>> Begin

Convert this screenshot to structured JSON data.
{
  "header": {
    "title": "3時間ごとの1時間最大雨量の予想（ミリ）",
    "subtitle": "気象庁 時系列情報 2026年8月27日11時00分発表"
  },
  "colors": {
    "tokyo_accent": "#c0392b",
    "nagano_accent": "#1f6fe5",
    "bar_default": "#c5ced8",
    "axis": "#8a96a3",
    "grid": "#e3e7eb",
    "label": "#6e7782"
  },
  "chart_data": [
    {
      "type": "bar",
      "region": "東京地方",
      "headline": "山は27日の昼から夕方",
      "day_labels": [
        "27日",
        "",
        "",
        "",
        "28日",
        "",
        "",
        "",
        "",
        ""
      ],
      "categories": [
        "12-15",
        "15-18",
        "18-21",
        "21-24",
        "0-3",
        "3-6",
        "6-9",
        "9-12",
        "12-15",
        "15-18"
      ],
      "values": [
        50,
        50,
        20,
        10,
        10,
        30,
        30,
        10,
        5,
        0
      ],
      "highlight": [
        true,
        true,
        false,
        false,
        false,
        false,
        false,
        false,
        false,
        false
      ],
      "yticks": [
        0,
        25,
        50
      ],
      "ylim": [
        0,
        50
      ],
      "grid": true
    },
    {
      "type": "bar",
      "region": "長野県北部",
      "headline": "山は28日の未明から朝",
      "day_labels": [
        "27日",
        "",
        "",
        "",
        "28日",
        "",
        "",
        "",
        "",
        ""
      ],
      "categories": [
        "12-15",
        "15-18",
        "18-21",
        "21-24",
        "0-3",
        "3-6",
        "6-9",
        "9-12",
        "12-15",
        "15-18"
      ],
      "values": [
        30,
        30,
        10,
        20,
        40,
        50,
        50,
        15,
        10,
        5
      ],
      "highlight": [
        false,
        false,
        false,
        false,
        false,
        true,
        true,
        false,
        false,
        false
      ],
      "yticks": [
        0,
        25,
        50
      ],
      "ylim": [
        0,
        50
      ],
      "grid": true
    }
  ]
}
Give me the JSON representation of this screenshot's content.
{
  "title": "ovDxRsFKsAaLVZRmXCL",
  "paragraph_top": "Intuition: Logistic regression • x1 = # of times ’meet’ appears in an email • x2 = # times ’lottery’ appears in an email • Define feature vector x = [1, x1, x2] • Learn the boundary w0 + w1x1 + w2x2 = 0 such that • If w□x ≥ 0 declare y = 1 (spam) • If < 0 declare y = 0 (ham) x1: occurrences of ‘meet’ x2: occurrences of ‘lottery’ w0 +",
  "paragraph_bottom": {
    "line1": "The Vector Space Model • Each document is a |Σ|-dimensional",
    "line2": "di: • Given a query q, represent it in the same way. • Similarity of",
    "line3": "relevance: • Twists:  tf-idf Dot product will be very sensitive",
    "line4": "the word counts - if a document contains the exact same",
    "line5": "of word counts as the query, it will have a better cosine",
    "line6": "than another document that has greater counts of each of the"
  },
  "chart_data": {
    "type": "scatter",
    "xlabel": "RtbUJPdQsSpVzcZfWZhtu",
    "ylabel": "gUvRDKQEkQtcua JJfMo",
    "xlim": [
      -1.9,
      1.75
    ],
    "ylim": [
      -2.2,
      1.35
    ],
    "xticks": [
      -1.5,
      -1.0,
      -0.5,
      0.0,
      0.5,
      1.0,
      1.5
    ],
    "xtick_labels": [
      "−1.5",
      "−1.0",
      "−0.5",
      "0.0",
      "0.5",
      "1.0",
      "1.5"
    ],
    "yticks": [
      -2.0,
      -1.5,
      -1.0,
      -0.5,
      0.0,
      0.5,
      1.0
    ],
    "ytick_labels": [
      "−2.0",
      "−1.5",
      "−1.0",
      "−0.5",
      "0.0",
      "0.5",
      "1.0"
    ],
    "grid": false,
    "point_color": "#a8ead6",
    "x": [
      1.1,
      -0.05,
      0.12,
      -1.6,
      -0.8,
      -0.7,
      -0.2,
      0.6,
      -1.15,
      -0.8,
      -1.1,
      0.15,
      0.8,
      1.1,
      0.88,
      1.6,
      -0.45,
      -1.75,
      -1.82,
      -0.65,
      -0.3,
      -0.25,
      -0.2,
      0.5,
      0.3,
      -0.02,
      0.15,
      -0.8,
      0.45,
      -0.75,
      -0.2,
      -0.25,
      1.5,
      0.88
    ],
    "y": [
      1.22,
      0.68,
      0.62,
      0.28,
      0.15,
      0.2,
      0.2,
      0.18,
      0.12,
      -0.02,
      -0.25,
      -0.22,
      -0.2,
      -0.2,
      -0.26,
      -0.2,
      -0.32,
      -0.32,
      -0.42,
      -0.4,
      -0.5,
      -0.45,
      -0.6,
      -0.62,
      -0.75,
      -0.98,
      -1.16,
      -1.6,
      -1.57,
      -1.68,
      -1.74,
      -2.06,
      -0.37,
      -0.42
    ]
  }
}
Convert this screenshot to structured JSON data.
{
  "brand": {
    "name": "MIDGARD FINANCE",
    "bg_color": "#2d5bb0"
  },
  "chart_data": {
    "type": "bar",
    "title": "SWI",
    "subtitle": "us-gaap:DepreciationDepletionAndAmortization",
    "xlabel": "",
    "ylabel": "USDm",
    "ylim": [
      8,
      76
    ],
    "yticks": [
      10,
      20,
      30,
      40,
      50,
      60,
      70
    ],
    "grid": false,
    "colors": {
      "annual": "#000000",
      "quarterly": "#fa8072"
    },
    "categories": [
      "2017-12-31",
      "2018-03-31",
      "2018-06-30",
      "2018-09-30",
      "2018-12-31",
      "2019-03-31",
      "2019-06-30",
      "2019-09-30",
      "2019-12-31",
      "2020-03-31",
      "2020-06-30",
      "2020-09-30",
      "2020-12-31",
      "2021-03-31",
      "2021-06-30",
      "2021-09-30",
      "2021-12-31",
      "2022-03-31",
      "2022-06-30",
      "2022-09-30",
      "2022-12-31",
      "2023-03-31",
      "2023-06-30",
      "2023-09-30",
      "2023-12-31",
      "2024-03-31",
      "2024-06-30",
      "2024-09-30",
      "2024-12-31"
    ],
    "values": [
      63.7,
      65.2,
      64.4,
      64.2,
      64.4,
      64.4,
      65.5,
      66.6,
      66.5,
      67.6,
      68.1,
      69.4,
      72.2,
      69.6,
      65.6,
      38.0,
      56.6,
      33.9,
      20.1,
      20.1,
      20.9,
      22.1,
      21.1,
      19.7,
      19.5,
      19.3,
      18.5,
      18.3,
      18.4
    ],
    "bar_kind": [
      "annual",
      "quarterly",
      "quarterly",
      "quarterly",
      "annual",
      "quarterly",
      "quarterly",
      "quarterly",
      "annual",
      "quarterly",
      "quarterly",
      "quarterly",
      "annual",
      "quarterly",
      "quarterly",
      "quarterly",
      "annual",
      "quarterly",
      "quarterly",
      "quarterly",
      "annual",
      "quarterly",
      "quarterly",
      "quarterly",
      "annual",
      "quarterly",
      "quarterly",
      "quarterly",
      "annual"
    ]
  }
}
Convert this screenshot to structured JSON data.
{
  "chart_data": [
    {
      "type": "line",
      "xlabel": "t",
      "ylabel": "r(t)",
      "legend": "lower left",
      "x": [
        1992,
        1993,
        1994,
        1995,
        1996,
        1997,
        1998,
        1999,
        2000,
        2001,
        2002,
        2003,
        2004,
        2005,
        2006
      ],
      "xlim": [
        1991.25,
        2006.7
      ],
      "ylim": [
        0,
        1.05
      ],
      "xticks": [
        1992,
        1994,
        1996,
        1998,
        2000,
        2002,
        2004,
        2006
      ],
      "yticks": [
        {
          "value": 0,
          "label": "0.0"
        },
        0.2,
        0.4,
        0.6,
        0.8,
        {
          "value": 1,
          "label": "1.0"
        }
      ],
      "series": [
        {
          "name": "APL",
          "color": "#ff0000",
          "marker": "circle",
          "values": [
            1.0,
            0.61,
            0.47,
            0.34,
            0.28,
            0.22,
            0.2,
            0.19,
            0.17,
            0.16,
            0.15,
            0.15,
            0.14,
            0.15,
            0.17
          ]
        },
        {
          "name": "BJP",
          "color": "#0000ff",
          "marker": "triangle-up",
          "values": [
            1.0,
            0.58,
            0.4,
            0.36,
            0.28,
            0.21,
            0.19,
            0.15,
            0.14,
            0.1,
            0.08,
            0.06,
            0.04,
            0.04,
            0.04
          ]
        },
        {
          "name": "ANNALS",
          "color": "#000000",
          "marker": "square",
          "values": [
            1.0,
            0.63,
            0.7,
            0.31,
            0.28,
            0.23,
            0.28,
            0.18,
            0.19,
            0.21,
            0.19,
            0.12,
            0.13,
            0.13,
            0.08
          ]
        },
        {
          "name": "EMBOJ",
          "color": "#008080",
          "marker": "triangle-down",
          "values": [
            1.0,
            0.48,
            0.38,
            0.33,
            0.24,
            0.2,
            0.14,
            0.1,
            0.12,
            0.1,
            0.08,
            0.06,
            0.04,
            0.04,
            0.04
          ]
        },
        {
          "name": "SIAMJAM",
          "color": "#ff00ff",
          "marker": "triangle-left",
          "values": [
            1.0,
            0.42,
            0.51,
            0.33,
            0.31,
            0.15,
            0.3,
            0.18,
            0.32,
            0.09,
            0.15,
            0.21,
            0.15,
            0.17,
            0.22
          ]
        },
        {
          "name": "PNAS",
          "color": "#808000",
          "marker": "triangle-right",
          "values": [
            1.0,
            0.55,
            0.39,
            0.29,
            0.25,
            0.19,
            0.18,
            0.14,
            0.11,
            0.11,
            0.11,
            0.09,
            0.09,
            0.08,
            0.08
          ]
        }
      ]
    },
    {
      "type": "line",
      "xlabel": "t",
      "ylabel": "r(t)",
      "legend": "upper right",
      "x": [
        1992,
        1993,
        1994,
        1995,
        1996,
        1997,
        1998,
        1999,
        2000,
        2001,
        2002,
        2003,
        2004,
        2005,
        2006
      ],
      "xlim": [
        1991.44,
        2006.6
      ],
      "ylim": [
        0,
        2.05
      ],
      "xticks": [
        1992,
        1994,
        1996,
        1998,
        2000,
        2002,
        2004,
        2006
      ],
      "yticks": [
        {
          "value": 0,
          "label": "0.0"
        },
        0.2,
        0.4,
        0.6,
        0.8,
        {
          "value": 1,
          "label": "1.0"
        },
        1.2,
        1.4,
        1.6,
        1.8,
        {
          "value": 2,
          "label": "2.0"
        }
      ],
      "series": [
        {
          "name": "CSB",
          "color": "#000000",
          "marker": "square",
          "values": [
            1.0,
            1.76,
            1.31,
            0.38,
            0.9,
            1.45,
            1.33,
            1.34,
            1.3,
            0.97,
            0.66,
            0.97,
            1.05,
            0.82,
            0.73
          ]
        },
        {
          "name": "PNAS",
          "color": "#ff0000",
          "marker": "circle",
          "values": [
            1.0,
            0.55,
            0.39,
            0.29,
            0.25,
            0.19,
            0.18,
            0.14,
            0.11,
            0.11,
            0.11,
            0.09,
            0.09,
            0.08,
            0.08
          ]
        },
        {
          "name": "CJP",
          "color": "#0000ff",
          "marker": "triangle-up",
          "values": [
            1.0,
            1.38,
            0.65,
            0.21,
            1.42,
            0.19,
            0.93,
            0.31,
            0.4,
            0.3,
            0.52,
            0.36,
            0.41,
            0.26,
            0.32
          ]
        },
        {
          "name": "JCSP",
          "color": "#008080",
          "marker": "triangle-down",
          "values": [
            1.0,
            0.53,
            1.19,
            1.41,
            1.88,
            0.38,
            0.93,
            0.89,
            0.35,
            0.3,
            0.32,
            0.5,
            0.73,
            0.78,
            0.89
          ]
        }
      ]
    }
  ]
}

>> End

*WRITTEN PROBLEM*. Search the listing for the word "name" and return each line that holds it.

*FINAL RESULT*.
    "name": "MIDGARD FINANCE",
          "name": "APL",
          "name": "BJP",
          "name": "ANNALS",
          "name": "EMBOJ",
          "name": "SIAMJAM",
          "name": "PNAS",
          "name": "CSB",
          "name": "PNAS",
          "name": "CJP",
          "name": "JCSP",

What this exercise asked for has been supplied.